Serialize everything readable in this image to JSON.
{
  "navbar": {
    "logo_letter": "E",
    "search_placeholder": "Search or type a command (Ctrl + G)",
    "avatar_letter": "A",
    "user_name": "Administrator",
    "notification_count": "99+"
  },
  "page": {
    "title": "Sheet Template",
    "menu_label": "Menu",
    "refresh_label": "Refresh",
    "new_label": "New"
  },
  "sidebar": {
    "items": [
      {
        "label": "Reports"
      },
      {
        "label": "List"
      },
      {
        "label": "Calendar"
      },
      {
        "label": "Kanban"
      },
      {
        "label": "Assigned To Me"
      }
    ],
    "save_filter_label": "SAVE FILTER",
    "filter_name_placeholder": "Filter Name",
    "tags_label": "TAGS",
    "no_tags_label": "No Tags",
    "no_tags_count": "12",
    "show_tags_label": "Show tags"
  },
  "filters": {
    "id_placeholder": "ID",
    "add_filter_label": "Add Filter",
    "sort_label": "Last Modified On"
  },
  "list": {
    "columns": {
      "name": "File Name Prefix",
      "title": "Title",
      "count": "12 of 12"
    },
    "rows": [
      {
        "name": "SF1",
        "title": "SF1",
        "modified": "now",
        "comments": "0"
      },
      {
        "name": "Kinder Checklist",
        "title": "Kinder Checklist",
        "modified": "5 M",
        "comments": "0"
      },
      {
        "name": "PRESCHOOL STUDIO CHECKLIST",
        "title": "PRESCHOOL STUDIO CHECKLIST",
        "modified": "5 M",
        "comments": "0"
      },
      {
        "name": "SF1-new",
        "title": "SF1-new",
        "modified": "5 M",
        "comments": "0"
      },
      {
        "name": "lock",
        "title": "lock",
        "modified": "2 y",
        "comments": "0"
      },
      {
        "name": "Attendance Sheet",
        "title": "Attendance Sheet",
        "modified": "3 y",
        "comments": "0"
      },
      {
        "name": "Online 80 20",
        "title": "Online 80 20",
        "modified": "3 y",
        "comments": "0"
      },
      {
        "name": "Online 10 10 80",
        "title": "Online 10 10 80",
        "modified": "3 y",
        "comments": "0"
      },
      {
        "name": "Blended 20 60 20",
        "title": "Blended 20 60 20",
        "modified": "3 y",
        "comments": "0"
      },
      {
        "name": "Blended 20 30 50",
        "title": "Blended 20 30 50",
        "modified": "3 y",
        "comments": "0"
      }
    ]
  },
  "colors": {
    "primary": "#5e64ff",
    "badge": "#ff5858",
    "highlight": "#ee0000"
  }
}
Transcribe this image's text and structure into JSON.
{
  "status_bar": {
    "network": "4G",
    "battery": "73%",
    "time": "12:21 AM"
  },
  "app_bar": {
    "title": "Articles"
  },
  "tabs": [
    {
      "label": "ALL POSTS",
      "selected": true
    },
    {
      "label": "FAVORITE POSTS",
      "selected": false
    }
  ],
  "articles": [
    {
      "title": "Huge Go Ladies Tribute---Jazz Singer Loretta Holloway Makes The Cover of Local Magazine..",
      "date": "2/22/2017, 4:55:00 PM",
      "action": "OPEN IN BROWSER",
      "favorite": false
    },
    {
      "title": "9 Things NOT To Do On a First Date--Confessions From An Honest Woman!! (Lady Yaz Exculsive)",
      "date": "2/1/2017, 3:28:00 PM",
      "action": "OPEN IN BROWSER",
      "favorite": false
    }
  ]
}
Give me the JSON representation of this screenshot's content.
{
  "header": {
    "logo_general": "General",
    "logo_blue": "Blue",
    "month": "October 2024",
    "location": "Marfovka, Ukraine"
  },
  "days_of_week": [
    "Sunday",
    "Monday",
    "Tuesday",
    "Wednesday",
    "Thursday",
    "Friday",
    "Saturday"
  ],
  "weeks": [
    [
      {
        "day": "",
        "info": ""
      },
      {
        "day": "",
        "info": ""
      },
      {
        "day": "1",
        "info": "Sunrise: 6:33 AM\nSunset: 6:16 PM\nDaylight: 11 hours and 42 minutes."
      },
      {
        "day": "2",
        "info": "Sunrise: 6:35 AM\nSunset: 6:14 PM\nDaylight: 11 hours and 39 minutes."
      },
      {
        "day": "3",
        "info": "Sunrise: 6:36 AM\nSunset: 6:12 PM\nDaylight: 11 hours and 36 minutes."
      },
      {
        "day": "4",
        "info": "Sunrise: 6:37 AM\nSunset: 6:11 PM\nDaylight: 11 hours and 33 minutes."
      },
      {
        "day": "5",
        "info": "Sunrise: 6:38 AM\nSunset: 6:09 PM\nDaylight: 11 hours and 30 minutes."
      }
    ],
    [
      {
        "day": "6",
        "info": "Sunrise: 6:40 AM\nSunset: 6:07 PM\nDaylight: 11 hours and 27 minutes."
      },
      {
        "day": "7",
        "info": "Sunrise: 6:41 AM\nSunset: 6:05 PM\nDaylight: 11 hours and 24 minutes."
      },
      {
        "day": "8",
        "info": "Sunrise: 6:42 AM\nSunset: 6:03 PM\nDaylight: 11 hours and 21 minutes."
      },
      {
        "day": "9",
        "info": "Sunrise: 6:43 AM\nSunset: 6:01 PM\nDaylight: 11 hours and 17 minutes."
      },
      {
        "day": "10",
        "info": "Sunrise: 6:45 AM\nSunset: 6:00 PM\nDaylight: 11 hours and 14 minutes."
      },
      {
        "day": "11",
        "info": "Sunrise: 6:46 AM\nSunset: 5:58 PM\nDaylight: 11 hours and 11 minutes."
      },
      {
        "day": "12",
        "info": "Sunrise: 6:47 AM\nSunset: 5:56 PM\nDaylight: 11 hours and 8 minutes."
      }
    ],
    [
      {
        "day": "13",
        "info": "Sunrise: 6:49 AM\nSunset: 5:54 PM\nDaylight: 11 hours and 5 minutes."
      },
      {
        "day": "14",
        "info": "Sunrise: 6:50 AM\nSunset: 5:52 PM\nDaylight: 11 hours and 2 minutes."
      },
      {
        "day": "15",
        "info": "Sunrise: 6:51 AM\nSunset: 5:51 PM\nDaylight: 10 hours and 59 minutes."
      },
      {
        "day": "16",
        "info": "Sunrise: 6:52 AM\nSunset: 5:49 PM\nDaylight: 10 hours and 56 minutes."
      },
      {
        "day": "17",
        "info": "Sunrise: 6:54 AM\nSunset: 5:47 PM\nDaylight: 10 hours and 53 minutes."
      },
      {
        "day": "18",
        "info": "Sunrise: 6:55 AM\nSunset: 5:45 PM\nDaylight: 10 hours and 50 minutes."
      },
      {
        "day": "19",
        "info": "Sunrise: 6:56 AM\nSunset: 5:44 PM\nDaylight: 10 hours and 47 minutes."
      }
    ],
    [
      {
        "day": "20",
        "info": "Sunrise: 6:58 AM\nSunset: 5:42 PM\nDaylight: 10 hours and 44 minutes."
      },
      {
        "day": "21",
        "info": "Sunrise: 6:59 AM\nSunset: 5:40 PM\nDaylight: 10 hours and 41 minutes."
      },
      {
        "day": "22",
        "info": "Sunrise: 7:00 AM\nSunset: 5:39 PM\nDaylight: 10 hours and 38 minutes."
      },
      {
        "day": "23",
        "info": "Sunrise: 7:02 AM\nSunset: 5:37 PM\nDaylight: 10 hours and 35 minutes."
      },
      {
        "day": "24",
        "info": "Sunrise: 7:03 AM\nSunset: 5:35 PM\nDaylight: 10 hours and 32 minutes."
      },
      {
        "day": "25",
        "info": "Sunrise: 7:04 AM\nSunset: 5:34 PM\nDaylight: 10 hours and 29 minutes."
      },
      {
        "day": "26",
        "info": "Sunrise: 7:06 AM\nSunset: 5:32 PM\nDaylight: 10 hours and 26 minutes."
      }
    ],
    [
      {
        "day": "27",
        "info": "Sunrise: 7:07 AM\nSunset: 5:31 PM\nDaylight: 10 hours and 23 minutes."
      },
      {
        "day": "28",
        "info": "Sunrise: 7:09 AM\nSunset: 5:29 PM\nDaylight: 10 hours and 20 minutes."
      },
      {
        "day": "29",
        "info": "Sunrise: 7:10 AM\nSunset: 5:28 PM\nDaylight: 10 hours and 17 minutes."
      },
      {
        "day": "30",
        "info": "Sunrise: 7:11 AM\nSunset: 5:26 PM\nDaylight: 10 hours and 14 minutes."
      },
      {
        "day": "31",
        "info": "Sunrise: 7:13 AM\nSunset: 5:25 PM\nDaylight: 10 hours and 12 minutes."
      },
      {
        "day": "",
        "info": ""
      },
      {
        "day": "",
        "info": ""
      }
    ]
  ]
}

» **REQUEST**
Find every line that holds "Sheet" and copy it.

» **RESULT OF THE EXERCISE**
    "title": "Sheet Template",
        "name": "Attendance Sheet",
        "title": "Attendance Sheet",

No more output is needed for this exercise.